## Page extract
This bound and Lemma 7.1 allow us to conclude that the expected running time of `Randomized-Quicksort` is $$\Omega(n\lg n)$$.

## Exercise 7.4-5

Insertion sort requires $$O(k^2)$$ time to sort an array of size $$k$$. The total time spent by insertion sort is $$O(n/k) \cdot O(k^2)=O(nk)$$, since we can have at most $$n/k$$ subarrays of size $$k$$. The expected number of levels in the recursion tree is $$O(\lg (n/k))$$. Therefore, the total time spent in partitioning subarrays is $$O(n\lg(n/k))$$. After summing up these terms, we get that the randomized version of this sorting algorithm runs in $$O(nk+n\lg (n/k))$$ expected time.

The modified algorithm has the same asymptotic running time as standard randomized quick-sort when $$O(nk+n\lg (n/k))=O(n\lg n)$$. The largest asymptotic value of $$k$$, as a function of $$n$$, that satisfies this condition is $$k=\Theta(\lg n)$$. Notice that $$k$$ cannot be asymptotically larger than $$\Theta(\lg n)$$, otherwise $$nk=\omega(n\lg n)$$ and we would make things worse. On the other hand, plugging in $$k=\lg n$$ into our formula for the expected running time gives

$$
O(n\lg n+n\lg (n/\lg n))=O(2n\lg n-n\lg \lg n)=O(n\lg n) \space\checkmark
$$

In practice, you would need to experimentally find the best $$k$$, as performance depends on many other machine related factors. Usually, you would want to select the largest possible $$k$$ among all values that give proper performance advantages.

## Information provided
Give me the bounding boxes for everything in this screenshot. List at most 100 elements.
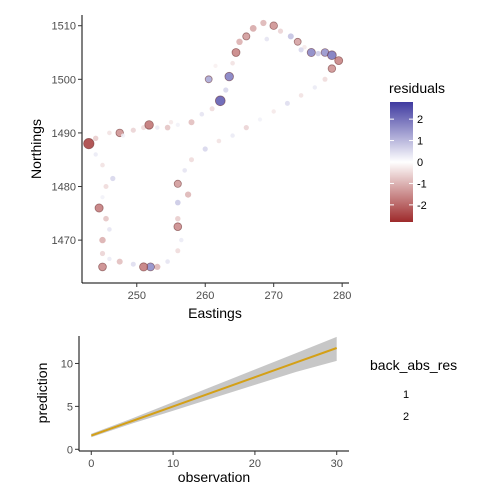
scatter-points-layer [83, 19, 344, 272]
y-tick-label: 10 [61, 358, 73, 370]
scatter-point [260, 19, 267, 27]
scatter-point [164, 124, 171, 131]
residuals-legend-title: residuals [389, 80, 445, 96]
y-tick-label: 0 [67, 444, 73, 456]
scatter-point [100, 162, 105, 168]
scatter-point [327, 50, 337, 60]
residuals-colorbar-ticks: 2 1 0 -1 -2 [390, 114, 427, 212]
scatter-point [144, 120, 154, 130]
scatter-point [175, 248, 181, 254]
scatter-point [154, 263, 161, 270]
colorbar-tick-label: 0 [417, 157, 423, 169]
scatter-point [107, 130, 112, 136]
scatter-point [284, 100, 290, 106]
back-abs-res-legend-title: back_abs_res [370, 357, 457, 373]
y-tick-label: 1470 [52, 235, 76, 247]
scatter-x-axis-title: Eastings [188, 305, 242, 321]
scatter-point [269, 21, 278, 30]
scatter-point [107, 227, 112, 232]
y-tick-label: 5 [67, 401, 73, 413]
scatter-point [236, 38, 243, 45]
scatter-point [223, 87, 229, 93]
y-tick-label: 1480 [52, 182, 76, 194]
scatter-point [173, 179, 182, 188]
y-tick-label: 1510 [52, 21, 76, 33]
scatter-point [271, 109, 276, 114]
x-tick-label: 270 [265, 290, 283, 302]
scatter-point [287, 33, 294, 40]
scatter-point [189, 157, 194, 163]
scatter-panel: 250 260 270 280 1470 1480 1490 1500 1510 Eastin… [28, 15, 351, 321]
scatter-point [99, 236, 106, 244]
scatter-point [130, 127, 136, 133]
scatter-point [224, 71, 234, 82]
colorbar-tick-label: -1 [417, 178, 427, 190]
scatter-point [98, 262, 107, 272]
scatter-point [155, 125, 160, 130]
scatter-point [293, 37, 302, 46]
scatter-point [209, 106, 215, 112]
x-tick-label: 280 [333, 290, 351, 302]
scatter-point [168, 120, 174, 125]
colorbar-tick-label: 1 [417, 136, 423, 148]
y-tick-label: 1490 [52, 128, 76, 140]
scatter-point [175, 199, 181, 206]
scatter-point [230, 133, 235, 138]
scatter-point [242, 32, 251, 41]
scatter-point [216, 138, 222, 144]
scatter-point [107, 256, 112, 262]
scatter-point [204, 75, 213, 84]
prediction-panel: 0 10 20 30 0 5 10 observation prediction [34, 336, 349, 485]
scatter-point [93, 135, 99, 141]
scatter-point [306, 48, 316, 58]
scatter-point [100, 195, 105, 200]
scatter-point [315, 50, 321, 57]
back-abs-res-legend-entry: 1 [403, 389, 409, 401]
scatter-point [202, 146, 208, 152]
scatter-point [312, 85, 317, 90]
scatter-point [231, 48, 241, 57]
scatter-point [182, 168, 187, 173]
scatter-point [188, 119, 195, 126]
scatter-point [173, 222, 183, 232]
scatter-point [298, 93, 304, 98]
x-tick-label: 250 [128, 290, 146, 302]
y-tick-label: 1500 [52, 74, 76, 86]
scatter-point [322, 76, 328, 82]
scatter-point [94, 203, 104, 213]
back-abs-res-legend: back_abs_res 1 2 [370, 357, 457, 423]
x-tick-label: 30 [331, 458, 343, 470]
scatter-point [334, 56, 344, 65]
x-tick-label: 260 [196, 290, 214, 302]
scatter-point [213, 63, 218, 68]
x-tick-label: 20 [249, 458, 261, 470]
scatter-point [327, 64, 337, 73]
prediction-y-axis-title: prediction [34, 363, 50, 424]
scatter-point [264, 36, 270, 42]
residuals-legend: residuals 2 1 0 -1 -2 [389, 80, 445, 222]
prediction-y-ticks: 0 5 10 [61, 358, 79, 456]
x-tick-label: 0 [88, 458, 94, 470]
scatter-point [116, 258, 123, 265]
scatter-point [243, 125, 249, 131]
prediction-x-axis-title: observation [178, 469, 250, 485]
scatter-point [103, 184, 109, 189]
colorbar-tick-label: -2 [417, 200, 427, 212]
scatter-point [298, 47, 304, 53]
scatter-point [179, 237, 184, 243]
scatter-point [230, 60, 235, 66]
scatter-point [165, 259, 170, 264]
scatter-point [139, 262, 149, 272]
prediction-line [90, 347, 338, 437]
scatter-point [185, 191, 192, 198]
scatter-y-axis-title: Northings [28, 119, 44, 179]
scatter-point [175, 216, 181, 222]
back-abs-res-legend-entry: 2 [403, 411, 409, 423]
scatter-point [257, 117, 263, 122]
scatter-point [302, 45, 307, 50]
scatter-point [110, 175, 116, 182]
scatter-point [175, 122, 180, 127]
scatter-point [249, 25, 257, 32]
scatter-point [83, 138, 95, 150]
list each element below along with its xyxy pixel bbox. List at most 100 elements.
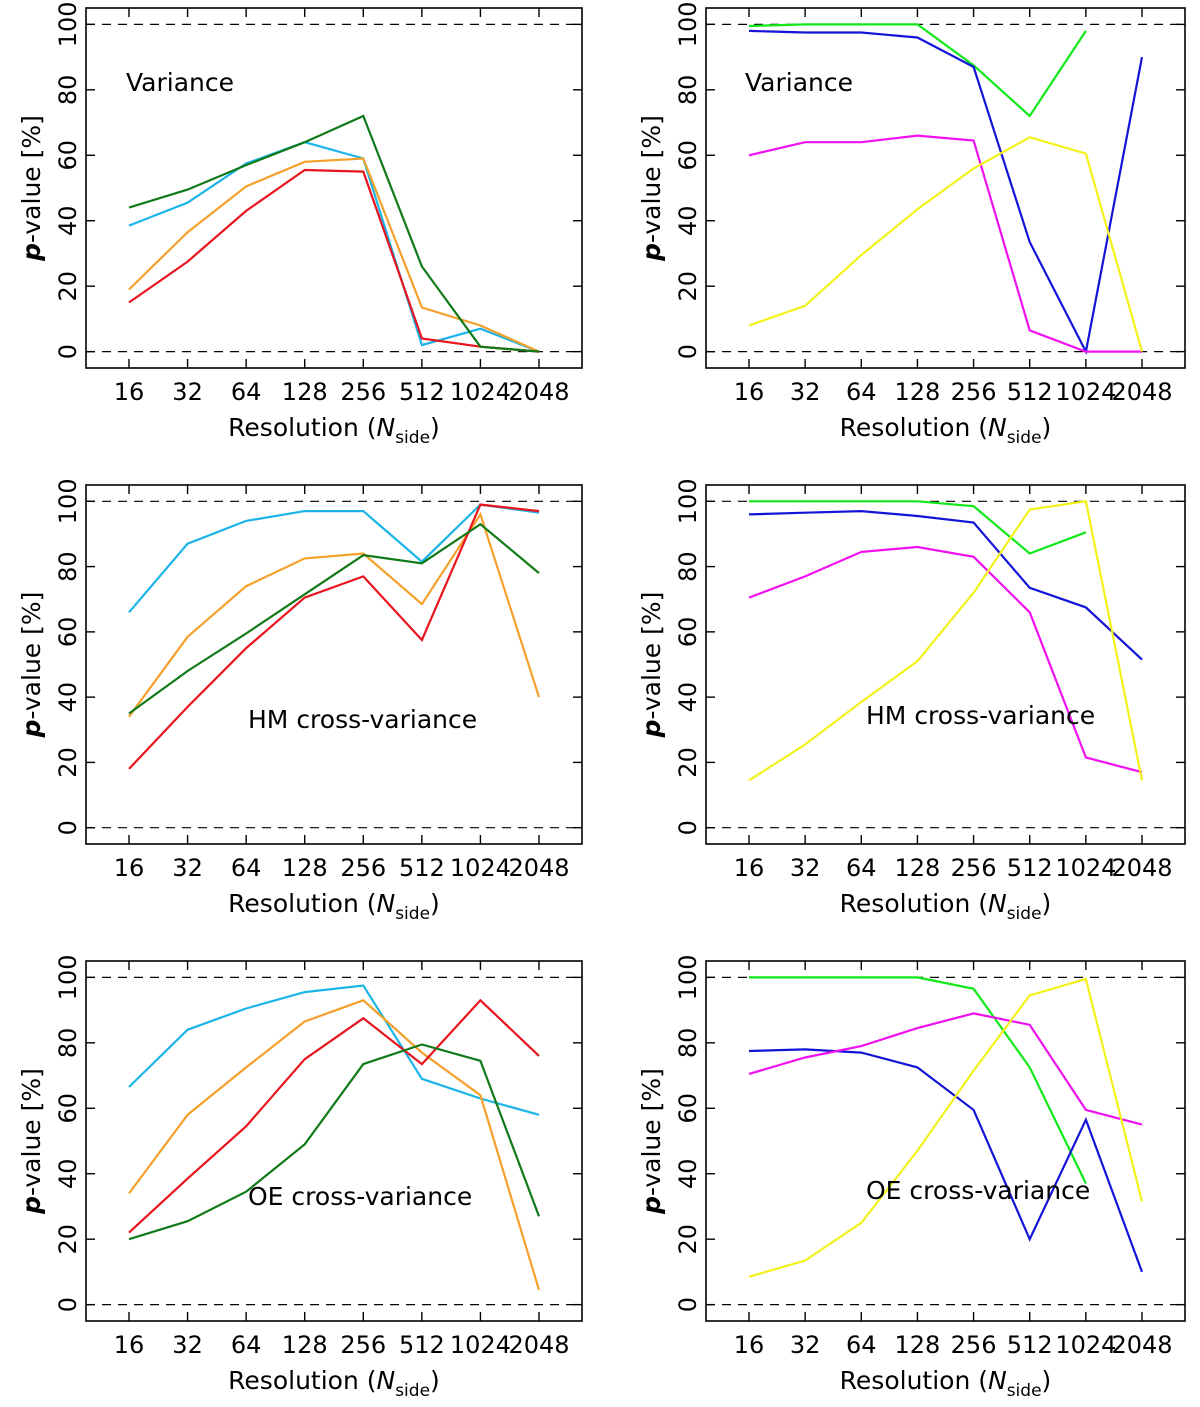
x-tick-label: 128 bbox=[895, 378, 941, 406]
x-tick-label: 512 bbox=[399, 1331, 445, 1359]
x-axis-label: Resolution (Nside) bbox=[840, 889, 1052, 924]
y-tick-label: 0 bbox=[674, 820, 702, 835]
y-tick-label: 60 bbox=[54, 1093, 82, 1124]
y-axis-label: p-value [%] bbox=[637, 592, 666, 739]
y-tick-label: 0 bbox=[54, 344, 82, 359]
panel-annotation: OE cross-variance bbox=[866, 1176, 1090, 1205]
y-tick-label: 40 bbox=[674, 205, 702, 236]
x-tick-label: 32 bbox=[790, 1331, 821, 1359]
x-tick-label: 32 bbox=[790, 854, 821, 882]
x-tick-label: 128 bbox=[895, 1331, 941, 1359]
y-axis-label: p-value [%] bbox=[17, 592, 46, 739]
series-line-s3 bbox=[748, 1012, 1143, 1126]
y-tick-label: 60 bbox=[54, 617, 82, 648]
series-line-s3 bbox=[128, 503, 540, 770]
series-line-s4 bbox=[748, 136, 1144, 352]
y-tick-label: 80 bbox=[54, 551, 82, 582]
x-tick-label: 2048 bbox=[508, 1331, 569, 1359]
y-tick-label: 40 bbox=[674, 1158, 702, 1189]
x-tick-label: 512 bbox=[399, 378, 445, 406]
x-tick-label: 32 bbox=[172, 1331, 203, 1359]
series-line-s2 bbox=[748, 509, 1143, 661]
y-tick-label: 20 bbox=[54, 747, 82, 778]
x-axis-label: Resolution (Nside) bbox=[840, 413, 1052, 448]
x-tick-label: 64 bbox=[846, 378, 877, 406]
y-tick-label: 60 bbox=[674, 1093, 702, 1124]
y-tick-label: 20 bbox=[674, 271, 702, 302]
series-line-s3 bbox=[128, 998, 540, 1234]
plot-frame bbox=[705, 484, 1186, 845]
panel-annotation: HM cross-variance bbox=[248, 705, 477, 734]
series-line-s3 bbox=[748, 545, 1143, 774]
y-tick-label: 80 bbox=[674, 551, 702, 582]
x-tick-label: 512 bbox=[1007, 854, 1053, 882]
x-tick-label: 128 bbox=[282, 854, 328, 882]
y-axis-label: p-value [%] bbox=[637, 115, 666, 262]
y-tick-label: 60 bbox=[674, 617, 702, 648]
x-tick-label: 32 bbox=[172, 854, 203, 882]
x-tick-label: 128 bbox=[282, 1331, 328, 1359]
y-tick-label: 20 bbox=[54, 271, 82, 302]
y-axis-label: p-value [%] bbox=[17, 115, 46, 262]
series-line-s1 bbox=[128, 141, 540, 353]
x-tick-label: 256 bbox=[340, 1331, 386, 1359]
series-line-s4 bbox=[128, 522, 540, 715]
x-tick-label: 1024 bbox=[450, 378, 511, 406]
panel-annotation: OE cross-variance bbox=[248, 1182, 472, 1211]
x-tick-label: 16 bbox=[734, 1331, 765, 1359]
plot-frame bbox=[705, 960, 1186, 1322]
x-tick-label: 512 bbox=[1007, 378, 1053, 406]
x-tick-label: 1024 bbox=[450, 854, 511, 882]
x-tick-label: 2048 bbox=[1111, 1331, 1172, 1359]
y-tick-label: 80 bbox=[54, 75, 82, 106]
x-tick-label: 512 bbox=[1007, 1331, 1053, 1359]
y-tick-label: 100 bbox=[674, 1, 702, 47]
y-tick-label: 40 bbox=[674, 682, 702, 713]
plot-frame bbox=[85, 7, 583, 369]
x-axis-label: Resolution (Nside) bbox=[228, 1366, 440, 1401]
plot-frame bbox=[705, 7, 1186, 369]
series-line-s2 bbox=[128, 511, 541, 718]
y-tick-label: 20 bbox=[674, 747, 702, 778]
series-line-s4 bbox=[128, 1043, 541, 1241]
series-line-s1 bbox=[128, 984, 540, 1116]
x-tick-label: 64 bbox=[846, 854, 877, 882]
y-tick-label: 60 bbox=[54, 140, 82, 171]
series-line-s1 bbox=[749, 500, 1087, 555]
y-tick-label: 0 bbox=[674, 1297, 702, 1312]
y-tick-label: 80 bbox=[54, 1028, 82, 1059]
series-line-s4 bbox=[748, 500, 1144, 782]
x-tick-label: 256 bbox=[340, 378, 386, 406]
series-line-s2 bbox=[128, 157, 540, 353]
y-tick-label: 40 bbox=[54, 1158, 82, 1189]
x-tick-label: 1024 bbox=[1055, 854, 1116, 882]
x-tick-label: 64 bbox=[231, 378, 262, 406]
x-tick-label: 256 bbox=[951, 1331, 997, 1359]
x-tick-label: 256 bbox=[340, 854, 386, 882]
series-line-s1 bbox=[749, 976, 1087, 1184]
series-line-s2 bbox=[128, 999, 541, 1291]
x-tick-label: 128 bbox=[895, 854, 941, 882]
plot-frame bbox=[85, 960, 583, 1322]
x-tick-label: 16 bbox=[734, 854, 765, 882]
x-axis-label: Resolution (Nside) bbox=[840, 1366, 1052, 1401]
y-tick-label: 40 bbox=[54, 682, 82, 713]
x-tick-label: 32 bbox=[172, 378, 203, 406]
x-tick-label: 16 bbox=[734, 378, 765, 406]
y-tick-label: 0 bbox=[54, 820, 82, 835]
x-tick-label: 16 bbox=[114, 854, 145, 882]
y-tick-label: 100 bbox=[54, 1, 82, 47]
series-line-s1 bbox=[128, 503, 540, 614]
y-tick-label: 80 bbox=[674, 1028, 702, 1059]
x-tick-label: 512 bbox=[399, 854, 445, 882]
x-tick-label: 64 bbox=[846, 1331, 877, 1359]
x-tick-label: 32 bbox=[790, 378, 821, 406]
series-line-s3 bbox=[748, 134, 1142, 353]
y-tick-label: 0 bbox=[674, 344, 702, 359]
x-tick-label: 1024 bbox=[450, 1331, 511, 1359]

## Tasks
a: In the quicksort extract, what is the largest asymptotic value of k for which the modified algorithm keeps the running time of standard randomized quicksort?
b: Which asymptotic notation symbols appear in the quicksort extract? List each symbol once.
c: Please carry on writing the quicksort extract, starting after its final sentence.

## Results of the tasks
a: k = Θ(lg n)

b: Ω, O, Θ, ω

c:
## Exercise 7.4-6

If the median falls into the lowest or largest $$\alpha n$$ numbers, then we get a worse than $$\alpha$$-to-$$(1-\alpha)$$ split. This happens if at least two randomly selected numbers belong in these ranges. We have the following 4 disjoint events:

1. All three numbers are among the lowest $$\alpha n$$ values.
2. All three numbers are among the largest $$\alpha n$$ values.
3. Exactly two numbers are among the lowest $$\alpha n$$ values.
4. Exactly two numbers are among the largest $$\alpha n$$ values.

Therefore, the total probability is

$$
p=\alpha^3+\alpha^3+\binom{3}{2}\alpha^2(1-\alpha)+\binom{3}{2}\alpha^2(1-\alpha)=2\alpha^2(3-2\alpha)
$$

## Problem 7-1

### a.

Initialization:\
A=(13, 19, 9, 5, 12, 8, 7, 4, 11, 2, 6, 21)\
p=1\
r=12\
x=13\
i=0\
j=13

After Iteration 1:\
A=(6, 19, 9, 5, 12, 8, 7, 4, 11, 2, 13, 21)\
i=1\
j=11

After Iteration 2:\
A=(6, 2, 9, 5, 12, 8, 7, 4, 11, 19, 13, 21)\
i=2\
j=10

After Iteration 3:\
A=(6, 2, 9, 5, 12, 8, 7, 4, 11, 19, 13, 21)\
i=10\
j=9\
RETURN 9

### b.

`Hoare-Partition` produces a balanced split instead of hitting the worst-case scenario, as is the case with `Partition`. It better distributes repeated elements equal to pivot, so it works well even in presence of duplicates.

### c.

We focus on the first iteration and show what happens to indices $$i$$ and $$j$$ as well as what transformation of $$A$$ ensures that none of these indices ever fall out of range. Initially, before entering the `while` loop, we have $$x=A\[p]$$, $$i=p-1$$ and $$j=r+1$$. The body of the loop runs as follows:

1. Index $$j$$ is decremented before reading $$A$$, so $$p \le j \le r$$ on first access.
2. It will be decremented until stumbling across an element not greater than $$x$$. Notice that $$j$$ cannot pass $$x$$, hence we know that $$p\le j$$ after line 7.
3. Index $$i$$ is incremented before reading $$A$$, so $$p \le i\le r$$ on first access.
4. It will be incremented until stumbling across an element not smaller than $$x$$. Notice that $$i$$ cannot pass $$x$$, hence we know that $$i=p$$ after line 10.

At this point, we have two possibilities at line 11:

1. If $$i=j$$, then the function returns $$p$$. This occurs when all other elements are greater than $$x$$.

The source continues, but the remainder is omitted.